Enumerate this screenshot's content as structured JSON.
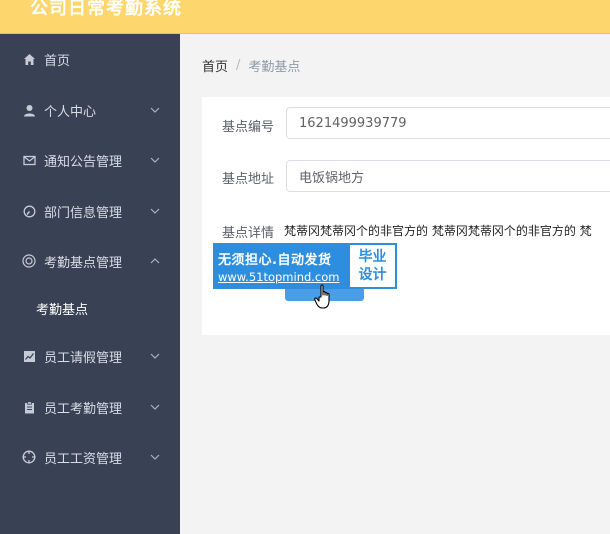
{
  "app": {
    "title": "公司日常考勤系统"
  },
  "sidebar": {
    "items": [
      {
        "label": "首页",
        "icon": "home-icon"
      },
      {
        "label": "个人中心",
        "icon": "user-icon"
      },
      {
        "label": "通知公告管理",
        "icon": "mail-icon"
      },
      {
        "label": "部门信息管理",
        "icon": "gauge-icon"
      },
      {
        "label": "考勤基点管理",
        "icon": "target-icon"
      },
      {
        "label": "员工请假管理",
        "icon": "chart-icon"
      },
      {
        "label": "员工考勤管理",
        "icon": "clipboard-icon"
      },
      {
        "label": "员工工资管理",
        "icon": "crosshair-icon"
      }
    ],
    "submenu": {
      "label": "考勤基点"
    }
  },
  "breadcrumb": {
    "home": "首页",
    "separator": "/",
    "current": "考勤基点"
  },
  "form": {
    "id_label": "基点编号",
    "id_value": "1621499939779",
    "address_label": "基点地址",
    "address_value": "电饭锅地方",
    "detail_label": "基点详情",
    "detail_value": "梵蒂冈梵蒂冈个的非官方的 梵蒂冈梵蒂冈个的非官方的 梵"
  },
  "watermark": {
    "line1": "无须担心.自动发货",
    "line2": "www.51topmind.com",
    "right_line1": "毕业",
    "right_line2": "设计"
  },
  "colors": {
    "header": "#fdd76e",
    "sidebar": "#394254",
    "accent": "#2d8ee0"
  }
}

⁂

Exercise requirements |
Quote all the lines above exactly as given. Do not include the pictures.

Full output |
Enumerate this screenshot's content as structured JSON.
{
  "app": {
    "title": "公司日常考勤系统"
  },
  "sidebar": {
    "items": [
      {
        "label": "首页",
        "icon": "home-icon"
      },
      {
        "label": "个人中心",
        "icon": "user-icon"
      },
      {
        "label": "通知公告管理",
        "icon": "mail-icon"
      },
      {
        "label": "部门信息管理",
        "icon": "gauge-icon"
      },
      {
        "label": "考勤基点管理",
        "icon": "target-icon"
      },
      {
        "label": "员工请假管理",
        "icon": "chart-icon"
      },
      {
        "label": "员工考勤管理",
        "icon": "clipboard-icon"
      },
      {
        "label": "员工工资管理",
        "icon": "crosshair-icon"
      }
    ],
    "submenu": {
      "label": "考勤基点"
    }
  },
  "breadcrumb": {
    "home": "首页",
    "separator": "/",
    "current": "考勤基点"
  },
  "form": {
    "id_label": "基点编号",
    "id_value": "1621499939779",
    "address_label": "基点地址",
    "address_value": "电饭锅地方",
    "detail_label": "基点详情",
    "detail_value": "梵蒂冈梵蒂冈个的非官方的 梵蒂冈梵蒂冈个的非官方的 梵"
  },
  "watermark": {
    "line1": "无须担心.自动发货",
    "line2": "www.51topmind.com",
    "right_line1": "毕业",
    "right_line2": "设计"
  },
  "colors": {
    "header": "#fdd76e",
    "sidebar": "#394254",
    "accent": "#2d8ee0"
  }
}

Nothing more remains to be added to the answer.